■ SHORT EXERCISE ■
Retype all of the data. Every line must match exactly.

* * *

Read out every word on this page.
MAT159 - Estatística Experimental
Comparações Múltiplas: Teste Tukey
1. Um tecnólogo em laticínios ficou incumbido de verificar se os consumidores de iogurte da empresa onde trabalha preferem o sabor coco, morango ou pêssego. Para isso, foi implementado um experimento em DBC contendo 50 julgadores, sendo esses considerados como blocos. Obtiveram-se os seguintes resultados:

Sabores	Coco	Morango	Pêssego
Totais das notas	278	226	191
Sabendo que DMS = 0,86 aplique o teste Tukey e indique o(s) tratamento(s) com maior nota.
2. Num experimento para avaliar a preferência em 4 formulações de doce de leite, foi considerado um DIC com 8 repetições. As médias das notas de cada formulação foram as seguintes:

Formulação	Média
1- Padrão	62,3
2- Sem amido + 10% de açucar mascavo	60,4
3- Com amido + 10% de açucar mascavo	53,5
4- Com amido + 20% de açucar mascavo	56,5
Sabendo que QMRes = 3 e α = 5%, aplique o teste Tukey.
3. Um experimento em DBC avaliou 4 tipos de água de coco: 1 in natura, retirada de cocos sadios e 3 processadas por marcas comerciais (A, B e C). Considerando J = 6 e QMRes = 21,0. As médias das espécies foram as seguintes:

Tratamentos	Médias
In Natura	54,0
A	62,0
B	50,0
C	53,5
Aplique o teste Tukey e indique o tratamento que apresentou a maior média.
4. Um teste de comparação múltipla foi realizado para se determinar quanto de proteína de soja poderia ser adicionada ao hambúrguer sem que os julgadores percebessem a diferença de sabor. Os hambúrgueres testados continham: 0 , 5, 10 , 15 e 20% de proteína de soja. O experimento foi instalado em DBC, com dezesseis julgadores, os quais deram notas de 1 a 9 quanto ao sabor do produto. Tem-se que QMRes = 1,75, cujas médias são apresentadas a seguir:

* * *

■ WRITTEN SOLUTION ■
Read out every word on this page.
MAT159 - Estatística Experimental
Comparações Múltiplas: Teste Tukey
1. Um tecnólogo em laticínios ficou incumbido de verificar se os consumidores de iogurte da empresa onde trabalha preferem o sabor coco, morango ou pêssego. Para isso, foi implementado um experimento em DBC contendo 50 julgadores, sendo esses considerados como blocos. Obtiveram-se os seguintes resultados:

Sabores	Coco	Morango	Pêssego
Totais das notas	278	226	191
Sabendo que DMS = 0,86 aplique o teste Tukey e indique o(s) tratamento(s) com maior nota.
2. Num experimento para avaliar a preferência em 4 formulações de doce de leite, foi considerado um DIC com 8 repetições. As médias das notas de cada formulação foram as seguintes:

Formulação	Média
1- Padrão	62,3
2- Sem amido + 10% de açucar mascavo	60,4
3- Com amido + 10% de açucar mascavo	53,5
4- Com amido + 20% de açucar mascavo	56,5
Sabendo que QMRes = 3 e α = 5%, aplique o teste Tukey.
3. Um experimento em DBC avaliou 4 tipos de água de coco: 1 in natura, retirada de cocos sadios e 3 processadas por marcas comerciais (A, B e C). Considerando J = 6 e QMRes = 21,0. As médias das espécies foram as seguintes:

Tratamentos	Médias
In Natura	54,0
A	62,0
B	50,0
C	53,5
Aplique o teste Tukey e indique o tratamento que apresentou a maior média.
4. Um teste de comparação múltipla foi realizado para se determinar quanto de proteína de soja poderia ser adicionada ao hambúrguer sem que os julgadores percebessem a diferença de sabor. Os hambúrgueres testados continham: 0 , 5, 10 , 15 e 20% de proteína de soja. O experimento foi instalado em DBC, com dezesseis julgadores, os quais deram notas de 1 a 9 quanto ao sabor do produto. Tem-se que QMRes = 1,75, cujas médias são apresentadas a seguir:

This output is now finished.